▶ TASK DIRECTIONS
Drop every picture and give the entries back exactly.

· · ·

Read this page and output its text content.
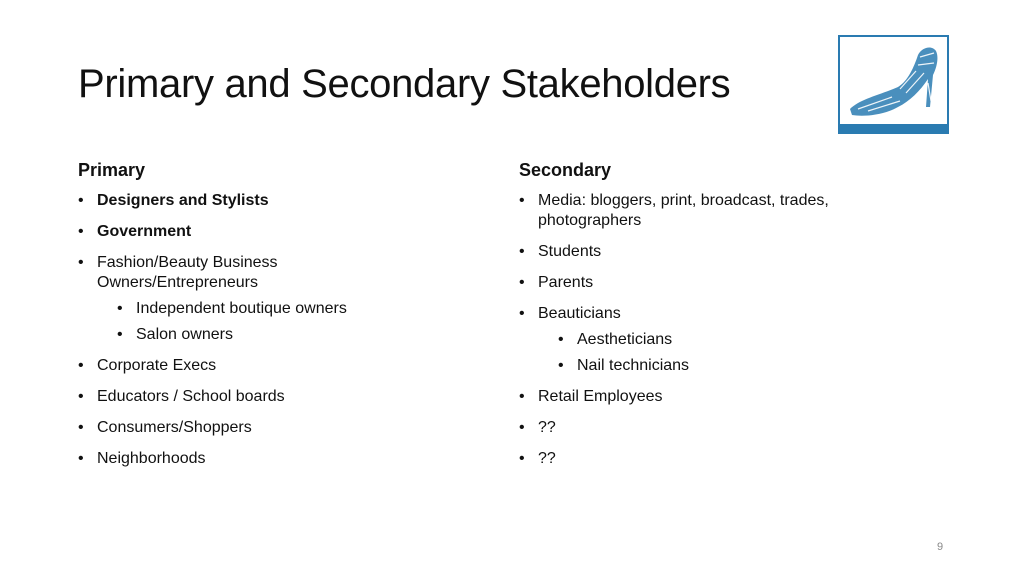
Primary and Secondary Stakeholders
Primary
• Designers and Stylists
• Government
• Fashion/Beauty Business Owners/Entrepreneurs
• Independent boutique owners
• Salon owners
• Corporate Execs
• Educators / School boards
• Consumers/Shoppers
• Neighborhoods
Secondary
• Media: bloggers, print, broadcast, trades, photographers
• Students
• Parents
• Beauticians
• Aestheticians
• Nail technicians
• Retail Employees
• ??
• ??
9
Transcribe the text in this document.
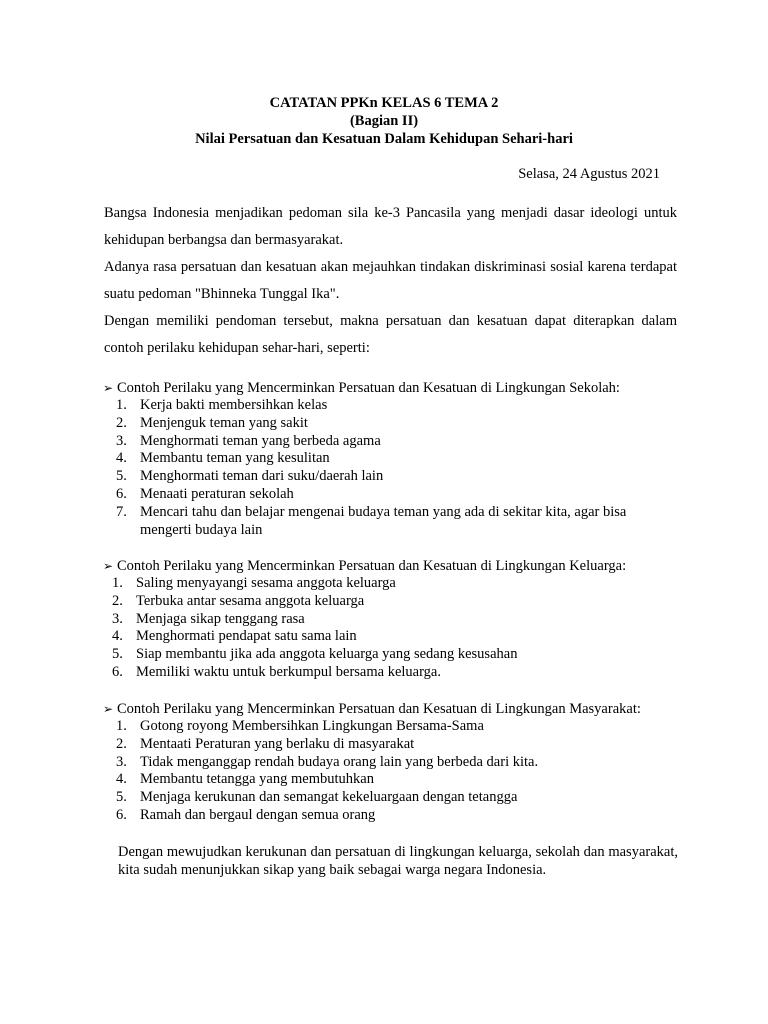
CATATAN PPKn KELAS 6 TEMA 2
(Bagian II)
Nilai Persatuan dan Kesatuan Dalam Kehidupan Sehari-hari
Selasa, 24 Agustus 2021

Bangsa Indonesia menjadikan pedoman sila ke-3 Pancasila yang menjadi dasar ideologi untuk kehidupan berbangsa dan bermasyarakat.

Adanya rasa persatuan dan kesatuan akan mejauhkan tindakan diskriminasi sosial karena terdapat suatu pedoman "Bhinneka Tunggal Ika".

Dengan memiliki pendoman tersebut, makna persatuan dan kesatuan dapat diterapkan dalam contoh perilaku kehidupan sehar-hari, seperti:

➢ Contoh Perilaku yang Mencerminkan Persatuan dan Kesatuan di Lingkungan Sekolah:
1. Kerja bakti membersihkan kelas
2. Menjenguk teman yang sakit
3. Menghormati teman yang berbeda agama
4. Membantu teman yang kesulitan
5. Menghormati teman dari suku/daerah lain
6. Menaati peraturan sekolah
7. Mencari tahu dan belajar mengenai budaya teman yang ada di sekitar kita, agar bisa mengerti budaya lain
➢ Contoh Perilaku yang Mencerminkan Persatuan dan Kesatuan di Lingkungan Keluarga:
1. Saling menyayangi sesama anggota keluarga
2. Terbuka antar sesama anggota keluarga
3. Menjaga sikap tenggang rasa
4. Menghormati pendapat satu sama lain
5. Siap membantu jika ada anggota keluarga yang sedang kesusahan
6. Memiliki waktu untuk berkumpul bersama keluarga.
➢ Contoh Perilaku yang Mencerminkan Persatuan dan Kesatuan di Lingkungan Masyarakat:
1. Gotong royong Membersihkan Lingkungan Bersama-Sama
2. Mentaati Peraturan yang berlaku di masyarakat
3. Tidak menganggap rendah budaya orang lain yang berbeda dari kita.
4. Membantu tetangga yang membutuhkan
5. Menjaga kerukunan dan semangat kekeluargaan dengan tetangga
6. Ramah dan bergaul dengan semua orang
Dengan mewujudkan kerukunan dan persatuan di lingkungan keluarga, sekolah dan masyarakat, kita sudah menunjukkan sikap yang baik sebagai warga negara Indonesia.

· · ·

▶ PROBLEM SOLUTION
Read this page and output its text content.
Primary and Secondary Stakeholders
Primary
• Designers and Stylists
• Government
• Fashion/Beauty Business Owners/Entrepreneurs
• Independent boutique owners
• Salon owners
• Corporate Execs
• Educators / School boards
• Consumers/Shoppers
• Neighborhoods
Secondary
• Media: bloggers, print, broadcast, trades, photographers
• Students
• Parents
• Beauticians
• Aestheticians
• Nail technicians
• Retail Employees
• ??
• ??
9
Transcribe the text in this document.
CATATAN PPKn KELAS 6 TEMA 2
(Bagian II)
Nilai Persatuan dan Kesatuan Dalam Kehidupan Sehari-hari
Selasa, 24 Agustus 2021

Bangsa Indonesia menjadikan pedoman sila ke-3 Pancasila yang menjadi dasar ideologi untuk kehidupan berbangsa dan bermasyarakat.

Adanya rasa persatuan dan kesatuan akan mejauhkan tindakan diskriminasi sosial karena terdapat suatu pedoman "Bhinneka Tunggal Ika".

Dengan memiliki pendoman tersebut, makna persatuan dan kesatuan dapat diterapkan dalam contoh perilaku kehidupan sehar-hari, seperti:

➢ Contoh Perilaku yang Mencerminkan Persatuan dan Kesatuan di Lingkungan Sekolah:
1. Kerja bakti membersihkan kelas
2. Menjenguk teman yang sakit
3. Menghormati teman yang berbeda agama
4. Membantu teman yang kesulitan
5. Menghormati teman dari suku/daerah lain
6. Menaati peraturan sekolah
7. Mencari tahu dan belajar mengenai budaya teman yang ada di sekitar kita, agar bisa mengerti budaya lain
➢ Contoh Perilaku yang Mencerminkan Persatuan dan Kesatuan di Lingkungan Keluarga:
1. Saling menyayangi sesama anggota keluarga
2. Terbuka antar sesama anggota keluarga
3. Menjaga sikap tenggang rasa
4. Menghormati pendapat satu sama lain
5. Siap membantu jika ada anggota keluarga yang sedang kesusahan
6. Memiliki waktu untuk berkumpul bersama keluarga.
➢ Contoh Perilaku yang Mencerminkan Persatuan dan Kesatuan di Lingkungan Masyarakat:
1. Gotong royong Membersihkan Lingkungan Bersama-Sama
2. Mentaati Peraturan yang berlaku di masyarakat
3. Tidak menganggap rendah budaya orang lain yang berbeda dari kita.
4. Membantu tetangga yang membutuhkan
5. Menjaga kerukunan dan semangat kekeluargaan dengan tetangga
6. Ramah dan bergaul dengan semua orang
Dengan mewujudkan kerukunan dan persatuan di lingkungan keluarga, sekolah dan masyarakat, kita sudah menunjukkan sikap yang baik sebagai warga negara Indonesia.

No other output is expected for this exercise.